THE PROBLEM:
Reproduce all of the material exactly as shown.

SUPPLIED DATA:

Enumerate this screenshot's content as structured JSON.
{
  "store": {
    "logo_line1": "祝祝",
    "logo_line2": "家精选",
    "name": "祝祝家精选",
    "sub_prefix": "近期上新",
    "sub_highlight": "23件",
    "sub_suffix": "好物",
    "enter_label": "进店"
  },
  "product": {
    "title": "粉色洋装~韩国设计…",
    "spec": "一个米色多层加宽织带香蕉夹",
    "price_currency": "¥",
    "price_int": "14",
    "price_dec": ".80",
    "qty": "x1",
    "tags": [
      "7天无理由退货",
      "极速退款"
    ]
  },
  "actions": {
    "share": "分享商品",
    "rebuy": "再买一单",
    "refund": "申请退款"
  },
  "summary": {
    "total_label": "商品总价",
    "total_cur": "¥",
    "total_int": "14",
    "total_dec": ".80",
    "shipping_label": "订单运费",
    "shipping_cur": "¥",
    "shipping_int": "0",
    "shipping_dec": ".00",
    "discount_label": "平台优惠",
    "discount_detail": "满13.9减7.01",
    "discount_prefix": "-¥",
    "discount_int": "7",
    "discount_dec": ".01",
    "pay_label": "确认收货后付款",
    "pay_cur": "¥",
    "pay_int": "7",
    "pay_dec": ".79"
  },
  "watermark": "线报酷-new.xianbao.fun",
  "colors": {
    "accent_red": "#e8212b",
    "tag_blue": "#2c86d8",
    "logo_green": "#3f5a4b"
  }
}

RESPONSE TO THIS EXERCISE:
Enumerate this screenshot's content as structured JSON.
{
  "store": {
    "logo_line1": "祝祝",
    "logo_line2": "家精选",
    "name": "祝祝家精选",
    "sub_prefix": "近期上新",
    "sub_highlight": "23件",
    "sub_suffix": "好物",
    "enter_label": "进店"
  },
  "product": {
    "title": "粉色洋装~韩国设计…",
    "spec": "一个米色多层加宽织带香蕉夹",
    "price_currency": "¥",
    "price_int": "14",
    "price_dec": ".80",
    "qty": "x1",
    "tags": [
      "7天无理由退货",
      "极速退款"
    ]
  },
  "actions": {
    "share": "分享商品",
    "rebuy": "再买一单",
    "refund": "申请退款"
  },
  "summary": {
    "total_label": "商品总价",
    "total_cur": "¥",
    "total_int": "14",
    "total_dec": ".80",
    "shipping_label": "订单运费",
    "shipping_cur": "¥",
    "shipping_int": "0",
    "shipping_dec": ".00",
    "discount_label": "平台优惠",
    "discount_detail": "满13.9减7.01",
    "discount_prefix": "-¥",
    "discount_int": "7",
    "discount_dec": ".01",
    "pay_label": "确认收货后付款",
    "pay_cur": "¥",
    "pay_int": "7",
    "pay_dec": ".79"
  },
  "watermark": "线报酷-new.xianbao.fun",
  "colors": {
    "accent_red": "#e8212b",
    "tag_blue": "#2c86d8",
    "logo_green": "#3f5a4b"
  }
}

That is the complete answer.